Stated goal:
Rewrite the entries below with every instance of "legend-swatch" replaced by "legend-color" and nothing else changed. Omit the pictures from your answer.

Data shown:
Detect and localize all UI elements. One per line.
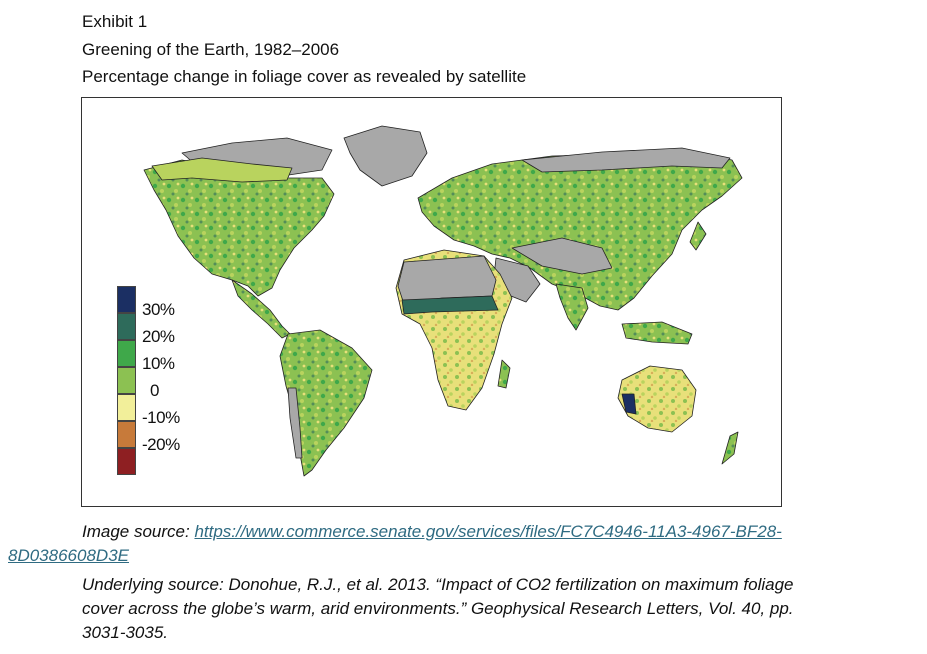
legend-label-10: 10% [142, 354, 175, 373]
north-america-arctic [151, 157, 293, 183]
legend-swatch-30 [117, 286, 136, 313]
underlying-source-line-2: cover across the globe’s warm, arid envi… [82, 599, 794, 618]
new-zealand [721, 431, 739, 465]
north-america [143, 159, 335, 297]
world-map: 30% 20% 10% 0 -10% -20% [81, 97, 782, 507]
se-asia-islands [621, 321, 693, 345]
legend-label-minus20: -20% [142, 435, 180, 454]
legend-label-30: 30% [142, 300, 175, 319]
legend-swatch-10 [117, 340, 136, 367]
atacama [287, 387, 303, 459]
image-source-prefix: Image source: [82, 522, 195, 541]
central-america [231, 279, 291, 339]
legend-label-20: 20% [142, 327, 175, 346]
image-source-line-cont: 8D0386608D3E [8, 544, 129, 568]
legend-swatch-minus30 [117, 448, 136, 475]
australia-west [621, 393, 637, 415]
legend-label-minus10: -10% [142, 408, 180, 427]
siberia-north [521, 147, 731, 173]
legend-label-0: 0 [150, 381, 159, 400]
underlying-source-line-1: Underlying source: Donohue, R.J., et al.… [82, 575, 794, 594]
figure-subtitle: Percentage change in foliage cover as re… [82, 67, 527, 86]
world-map-graphic [143, 125, 743, 477]
south-america [279, 329, 373, 477]
image-source-link-cont[interactable]: 8D0386608D3E [8, 546, 129, 565]
figure-title: Greening of the Earth, 1982–2006 [82, 40, 340, 59]
japan [689, 221, 707, 251]
australia [617, 365, 697, 433]
exhibit-label: Exhibit 1 [82, 12, 148, 31]
greenland [343, 125, 428, 187]
legend-swatch-20 [117, 313, 136, 340]
india [555, 283, 589, 331]
madagascar [497, 359, 511, 389]
legend-swatch-minus20 [117, 421, 136, 448]
central-asia-desert [511, 237, 613, 275]
sahel-band [401, 295, 499, 315]
legend-swatch-minus10 [117, 394, 136, 421]
image-source-line: Image source: https://www.commerce.senat… [82, 520, 782, 544]
map-legend: 30% 20% 10% 0 -10% -20% [117, 286, 207, 482]
image-source-link[interactable]: https://www.commerce.senate.gov/services… [194, 522, 782, 541]
underlying-source-line-3: 3031-3035. [82, 623, 169, 642]
legend-swatch-0 [117, 367, 136, 394]
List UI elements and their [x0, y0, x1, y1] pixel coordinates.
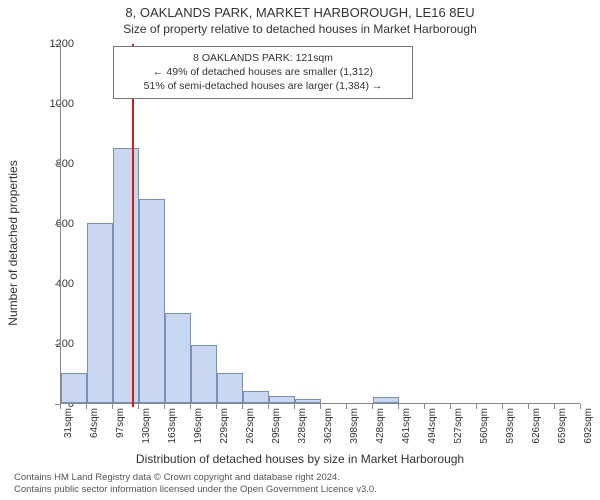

Answer below:
Detect and localize all UI elements. One per line.
legend-label-10: 10% [142, 354, 175, 373]
north-america-arctic [151, 157, 293, 183]
legend-color-30 [117, 286, 136, 313]
underlying-source-line-2: cover across the globe’s warm, arid envi… [82, 599, 794, 618]
new-zealand [721, 431, 739, 465]
north-america [143, 159, 335, 297]
world-map: 30% 20% 10% 0 -10% -20% [81, 97, 782, 507]
se-asia-islands [621, 321, 693, 345]
legend-label-minus20: -20% [142, 435, 180, 454]
legend-label-30: 30% [142, 300, 175, 319]
legend-color-10 [117, 340, 136, 367]
atacama [287, 387, 303, 459]
image-source-prefix: Image source: [82, 522, 195, 541]
central-america [231, 279, 291, 339]
legend-label-20: 20% [142, 327, 175, 346]
image-source-line-cont: 8D0386608D3E [8, 544, 129, 568]
legend-color-minus30 [117, 448, 136, 475]
australia-west [621, 393, 637, 415]
legend-label-minus10: -10% [142, 408, 180, 427]
siberia-north [521, 147, 731, 173]
legend-label-0: 0 [150, 381, 159, 400]
underlying-source-line-1: Underlying source: Donohue, R.J., et al.… [82, 575, 794, 594]
figure-subtitle: Percentage change in foliage cover as re… [82, 67, 527, 86]
world-map-graphic [143, 125, 743, 477]
south-america [279, 329, 373, 477]
image-source-link-cont[interactable]: 8D0386608D3E [8, 546, 129, 565]
figure-title: Greening of the Earth, 1982–2006 [82, 40, 340, 59]
japan [689, 221, 707, 251]
australia [617, 365, 697, 433]
exhibit-label: Exhibit 1 [82, 12, 148, 31]
greenland [343, 125, 428, 187]
legend-color-20 [117, 313, 136, 340]
india [555, 283, 589, 331]
madagascar [497, 359, 511, 389]
legend-color-minus20 [117, 421, 136, 448]
central-asia-desert [511, 237, 613, 275]
sahel-band [401, 295, 499, 315]
legend-color-minus10 [117, 394, 136, 421]
image-source-line: Image source: https://www.commerce.senat… [82, 520, 782, 544]
map-legend: 30% 20% 10% 0 -10% -20% [117, 286, 207, 482]
image-source-link[interactable]: https://www.commerce.senate.gov/services… [194, 522, 782, 541]
underlying-source-line-3: 3031-3035. [82, 623, 169, 642]
legend-color-0 [117, 367, 136, 394]
List UI elements and their [x0, y0, x1, y1] pixel coordinates.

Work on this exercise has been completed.